* [What to produce]: Across the listing below, count the lines that mention the string "color". Reply with the figure only.

* [Provided records]:
»»
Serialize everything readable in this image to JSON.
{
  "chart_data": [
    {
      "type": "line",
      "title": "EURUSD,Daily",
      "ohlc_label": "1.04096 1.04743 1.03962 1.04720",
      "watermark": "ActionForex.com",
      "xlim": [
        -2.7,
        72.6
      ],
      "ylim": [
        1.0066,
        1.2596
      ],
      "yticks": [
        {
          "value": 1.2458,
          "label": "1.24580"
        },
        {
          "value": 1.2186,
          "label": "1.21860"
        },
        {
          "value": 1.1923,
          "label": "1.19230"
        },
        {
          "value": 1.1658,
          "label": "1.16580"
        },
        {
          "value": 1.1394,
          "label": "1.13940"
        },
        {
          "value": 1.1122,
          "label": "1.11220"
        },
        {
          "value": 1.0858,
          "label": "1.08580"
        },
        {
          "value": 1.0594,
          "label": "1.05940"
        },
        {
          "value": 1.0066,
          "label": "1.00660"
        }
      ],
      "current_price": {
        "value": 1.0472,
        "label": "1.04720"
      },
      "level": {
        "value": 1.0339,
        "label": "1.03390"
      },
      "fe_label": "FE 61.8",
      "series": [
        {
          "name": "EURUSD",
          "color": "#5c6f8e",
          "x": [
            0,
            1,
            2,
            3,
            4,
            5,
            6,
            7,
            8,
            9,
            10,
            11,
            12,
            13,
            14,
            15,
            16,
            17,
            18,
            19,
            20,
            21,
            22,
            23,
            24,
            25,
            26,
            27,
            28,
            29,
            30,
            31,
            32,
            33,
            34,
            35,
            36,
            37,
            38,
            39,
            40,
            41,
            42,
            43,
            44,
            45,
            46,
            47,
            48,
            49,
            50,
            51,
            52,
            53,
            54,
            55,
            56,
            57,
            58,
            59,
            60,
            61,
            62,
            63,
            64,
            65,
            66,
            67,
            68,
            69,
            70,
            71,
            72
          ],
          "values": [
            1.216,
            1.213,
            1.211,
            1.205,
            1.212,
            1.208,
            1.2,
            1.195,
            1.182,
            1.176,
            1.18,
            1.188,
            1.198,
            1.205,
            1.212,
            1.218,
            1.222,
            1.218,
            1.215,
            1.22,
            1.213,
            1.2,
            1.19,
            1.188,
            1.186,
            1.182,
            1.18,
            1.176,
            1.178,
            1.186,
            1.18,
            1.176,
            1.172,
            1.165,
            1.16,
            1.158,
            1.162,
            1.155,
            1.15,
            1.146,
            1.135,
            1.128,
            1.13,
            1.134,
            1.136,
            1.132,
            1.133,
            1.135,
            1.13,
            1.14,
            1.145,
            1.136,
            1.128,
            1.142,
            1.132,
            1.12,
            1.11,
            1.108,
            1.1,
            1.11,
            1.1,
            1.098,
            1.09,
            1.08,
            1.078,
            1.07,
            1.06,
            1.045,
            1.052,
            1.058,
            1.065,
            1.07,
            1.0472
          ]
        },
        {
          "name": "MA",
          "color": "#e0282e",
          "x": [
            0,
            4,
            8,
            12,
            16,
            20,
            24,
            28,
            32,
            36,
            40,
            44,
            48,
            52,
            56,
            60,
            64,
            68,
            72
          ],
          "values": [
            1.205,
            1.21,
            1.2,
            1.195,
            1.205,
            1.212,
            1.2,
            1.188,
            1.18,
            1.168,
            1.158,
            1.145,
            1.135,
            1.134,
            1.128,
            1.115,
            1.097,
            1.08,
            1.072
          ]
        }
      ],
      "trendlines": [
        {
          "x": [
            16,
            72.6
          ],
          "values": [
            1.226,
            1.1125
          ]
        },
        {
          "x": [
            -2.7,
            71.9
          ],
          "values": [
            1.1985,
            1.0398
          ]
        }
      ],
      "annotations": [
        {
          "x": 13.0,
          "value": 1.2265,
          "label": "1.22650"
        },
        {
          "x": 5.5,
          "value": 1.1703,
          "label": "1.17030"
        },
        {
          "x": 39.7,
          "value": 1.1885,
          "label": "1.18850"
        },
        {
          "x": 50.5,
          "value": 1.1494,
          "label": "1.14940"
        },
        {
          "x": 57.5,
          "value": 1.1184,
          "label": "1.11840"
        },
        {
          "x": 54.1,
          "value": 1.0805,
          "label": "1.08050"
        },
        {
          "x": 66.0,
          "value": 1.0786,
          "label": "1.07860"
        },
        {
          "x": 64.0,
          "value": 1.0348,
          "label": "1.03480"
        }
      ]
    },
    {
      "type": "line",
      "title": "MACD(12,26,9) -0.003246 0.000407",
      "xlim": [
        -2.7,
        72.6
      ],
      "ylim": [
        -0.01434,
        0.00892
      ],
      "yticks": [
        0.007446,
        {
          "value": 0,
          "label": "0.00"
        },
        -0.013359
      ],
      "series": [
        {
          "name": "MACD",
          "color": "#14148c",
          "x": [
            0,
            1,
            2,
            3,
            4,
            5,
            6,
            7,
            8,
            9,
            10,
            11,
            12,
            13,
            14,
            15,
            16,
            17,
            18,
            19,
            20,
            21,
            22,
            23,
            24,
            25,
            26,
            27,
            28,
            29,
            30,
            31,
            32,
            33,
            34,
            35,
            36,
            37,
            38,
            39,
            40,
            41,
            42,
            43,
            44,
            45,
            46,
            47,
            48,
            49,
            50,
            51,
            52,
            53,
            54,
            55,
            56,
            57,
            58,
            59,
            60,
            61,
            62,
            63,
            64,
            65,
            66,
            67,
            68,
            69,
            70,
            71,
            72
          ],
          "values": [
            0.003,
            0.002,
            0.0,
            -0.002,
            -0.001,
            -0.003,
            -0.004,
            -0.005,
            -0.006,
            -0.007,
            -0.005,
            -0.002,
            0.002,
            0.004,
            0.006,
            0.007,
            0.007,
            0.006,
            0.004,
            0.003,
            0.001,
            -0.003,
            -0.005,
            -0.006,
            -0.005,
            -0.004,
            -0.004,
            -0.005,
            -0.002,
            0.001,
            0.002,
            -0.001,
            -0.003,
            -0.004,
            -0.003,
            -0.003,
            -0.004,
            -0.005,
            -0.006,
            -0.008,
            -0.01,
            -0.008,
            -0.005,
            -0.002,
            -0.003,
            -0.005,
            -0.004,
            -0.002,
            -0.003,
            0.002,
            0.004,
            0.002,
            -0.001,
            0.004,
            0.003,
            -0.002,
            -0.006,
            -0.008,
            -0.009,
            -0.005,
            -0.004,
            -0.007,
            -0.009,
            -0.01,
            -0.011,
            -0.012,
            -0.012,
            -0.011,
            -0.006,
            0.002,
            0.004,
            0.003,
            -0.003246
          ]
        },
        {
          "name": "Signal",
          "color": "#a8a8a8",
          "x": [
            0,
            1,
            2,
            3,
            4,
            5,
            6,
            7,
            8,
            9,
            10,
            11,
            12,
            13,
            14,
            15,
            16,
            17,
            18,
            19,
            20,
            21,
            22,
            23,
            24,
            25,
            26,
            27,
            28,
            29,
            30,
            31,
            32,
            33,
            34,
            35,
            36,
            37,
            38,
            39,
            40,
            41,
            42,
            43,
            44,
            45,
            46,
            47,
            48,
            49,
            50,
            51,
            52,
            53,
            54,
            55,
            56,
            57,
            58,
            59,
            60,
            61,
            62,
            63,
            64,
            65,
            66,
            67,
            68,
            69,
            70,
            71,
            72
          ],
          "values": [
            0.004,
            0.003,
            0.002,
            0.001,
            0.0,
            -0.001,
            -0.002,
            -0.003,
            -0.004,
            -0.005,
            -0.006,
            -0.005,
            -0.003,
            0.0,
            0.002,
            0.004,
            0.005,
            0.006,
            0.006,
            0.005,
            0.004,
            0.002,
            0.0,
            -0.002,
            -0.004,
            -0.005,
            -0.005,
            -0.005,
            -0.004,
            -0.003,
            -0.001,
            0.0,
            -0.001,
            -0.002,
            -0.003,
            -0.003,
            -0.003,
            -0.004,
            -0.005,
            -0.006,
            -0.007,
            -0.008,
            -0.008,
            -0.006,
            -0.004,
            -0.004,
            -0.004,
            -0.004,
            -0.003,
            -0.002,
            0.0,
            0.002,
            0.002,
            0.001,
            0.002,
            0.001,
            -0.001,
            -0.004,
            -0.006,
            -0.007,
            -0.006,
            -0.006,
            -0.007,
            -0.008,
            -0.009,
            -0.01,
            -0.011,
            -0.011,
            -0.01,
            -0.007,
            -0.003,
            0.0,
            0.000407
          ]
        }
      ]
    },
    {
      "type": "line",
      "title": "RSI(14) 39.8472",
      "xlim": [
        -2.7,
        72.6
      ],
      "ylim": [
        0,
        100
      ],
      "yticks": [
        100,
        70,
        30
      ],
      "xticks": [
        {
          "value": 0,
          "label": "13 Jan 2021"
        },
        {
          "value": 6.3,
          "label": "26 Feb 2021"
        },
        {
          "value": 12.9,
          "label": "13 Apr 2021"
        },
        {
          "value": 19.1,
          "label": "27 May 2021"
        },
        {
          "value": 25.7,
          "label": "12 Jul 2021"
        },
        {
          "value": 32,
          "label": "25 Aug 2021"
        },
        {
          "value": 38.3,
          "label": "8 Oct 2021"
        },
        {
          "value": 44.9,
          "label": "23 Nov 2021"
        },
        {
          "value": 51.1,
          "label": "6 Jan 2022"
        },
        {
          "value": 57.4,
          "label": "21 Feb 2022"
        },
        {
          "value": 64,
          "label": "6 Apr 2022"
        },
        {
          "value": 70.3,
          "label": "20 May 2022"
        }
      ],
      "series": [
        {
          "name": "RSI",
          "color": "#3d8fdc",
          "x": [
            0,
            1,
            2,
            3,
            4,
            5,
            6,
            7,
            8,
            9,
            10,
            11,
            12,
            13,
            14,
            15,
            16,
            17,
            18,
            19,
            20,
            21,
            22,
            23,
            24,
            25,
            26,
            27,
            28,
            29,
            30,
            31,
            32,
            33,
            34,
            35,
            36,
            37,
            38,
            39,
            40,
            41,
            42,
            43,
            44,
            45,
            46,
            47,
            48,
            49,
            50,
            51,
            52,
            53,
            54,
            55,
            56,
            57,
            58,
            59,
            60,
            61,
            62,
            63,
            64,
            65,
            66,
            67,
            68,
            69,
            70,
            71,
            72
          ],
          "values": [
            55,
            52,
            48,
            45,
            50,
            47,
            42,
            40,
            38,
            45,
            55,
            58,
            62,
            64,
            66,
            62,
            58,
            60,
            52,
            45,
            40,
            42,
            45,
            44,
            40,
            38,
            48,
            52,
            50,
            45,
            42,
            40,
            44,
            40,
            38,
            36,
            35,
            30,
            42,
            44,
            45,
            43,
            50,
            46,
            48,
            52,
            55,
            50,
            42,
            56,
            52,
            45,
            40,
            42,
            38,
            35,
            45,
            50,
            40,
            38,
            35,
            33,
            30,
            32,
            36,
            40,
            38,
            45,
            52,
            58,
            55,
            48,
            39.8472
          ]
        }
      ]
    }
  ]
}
««
* [Answer to this exercise]: 5